Here are some records; quote them exactly, leaving out the pictures.

-- Start Dataset records --

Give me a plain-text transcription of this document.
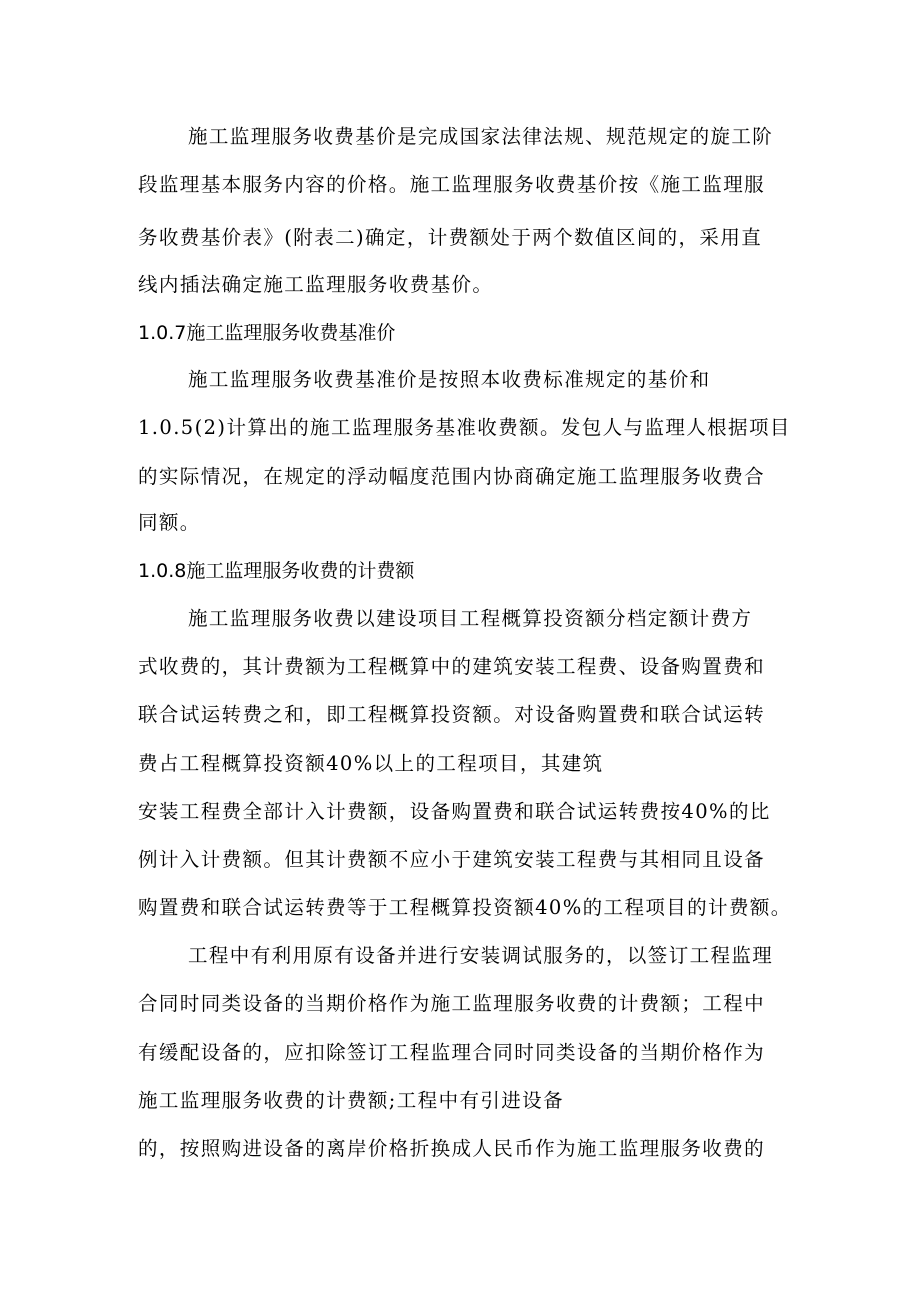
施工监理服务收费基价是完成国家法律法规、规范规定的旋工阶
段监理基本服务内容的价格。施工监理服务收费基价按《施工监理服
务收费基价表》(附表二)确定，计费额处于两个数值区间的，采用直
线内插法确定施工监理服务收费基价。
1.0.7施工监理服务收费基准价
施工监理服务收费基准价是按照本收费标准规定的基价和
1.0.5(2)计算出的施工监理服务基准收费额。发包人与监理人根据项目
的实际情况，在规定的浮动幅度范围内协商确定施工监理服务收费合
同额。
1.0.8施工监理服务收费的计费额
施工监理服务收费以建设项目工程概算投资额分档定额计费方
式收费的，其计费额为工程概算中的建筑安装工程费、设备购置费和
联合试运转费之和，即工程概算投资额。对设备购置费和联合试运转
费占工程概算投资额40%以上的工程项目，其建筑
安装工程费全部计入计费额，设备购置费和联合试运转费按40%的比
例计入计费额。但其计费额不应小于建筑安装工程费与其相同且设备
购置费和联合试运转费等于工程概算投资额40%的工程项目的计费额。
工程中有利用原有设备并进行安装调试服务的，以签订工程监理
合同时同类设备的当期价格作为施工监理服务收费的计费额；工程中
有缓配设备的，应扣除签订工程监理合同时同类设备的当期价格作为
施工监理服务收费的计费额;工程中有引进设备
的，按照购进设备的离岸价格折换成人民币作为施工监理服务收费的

-- End Dataset records --

§ **Full solution**:
Give me a plain-text transcription of this document.
施工监理服务收费基价是完成国家法律法规、规范规定的旋工阶
段监理基本服务内容的价格。施工监理服务收费基价按《施工监理服
务收费基价表》(附表二)确定，计费额处于两个数值区间的，采用直
线内插法确定施工监理服务收费基价。
1.0.7施工监理服务收费基准价
施工监理服务收费基准价是按照本收费标准规定的基价和
1.0.5(2)计算出的施工监理服务基准收费额。发包人与监理人根据项目
的实际情况，在规定的浮动幅度范围内协商确定施工监理服务收费合
同额。
1.0.8施工监理服务收费的计费额
施工监理服务收费以建设项目工程概算投资额分档定额计费方
式收费的，其计费额为工程概算中的建筑安装工程费、设备购置费和
联合试运转费之和，即工程概算投资额。对设备购置费和联合试运转
费占工程概算投资额40%以上的工程项目，其建筑
安装工程费全部计入计费额，设备购置费和联合试运转费按40%的比
例计入计费额。但其计费额不应小于建筑安装工程费与其相同且设备
购置费和联合试运转费等于工程概算投资额40%的工程项目的计费额。
工程中有利用原有设备并进行安装调试服务的，以签订工程监理
合同时同类设备的当期价格作为施工监理服务收费的计费额；工程中
有缓配设备的，应扣除签订工程监理合同时同类设备的当期价格作为
施工监理服务收费的计费额;工程中有引进设备
的，按照购进设备的离岸价格折换成人民币作为施工监理服务收费的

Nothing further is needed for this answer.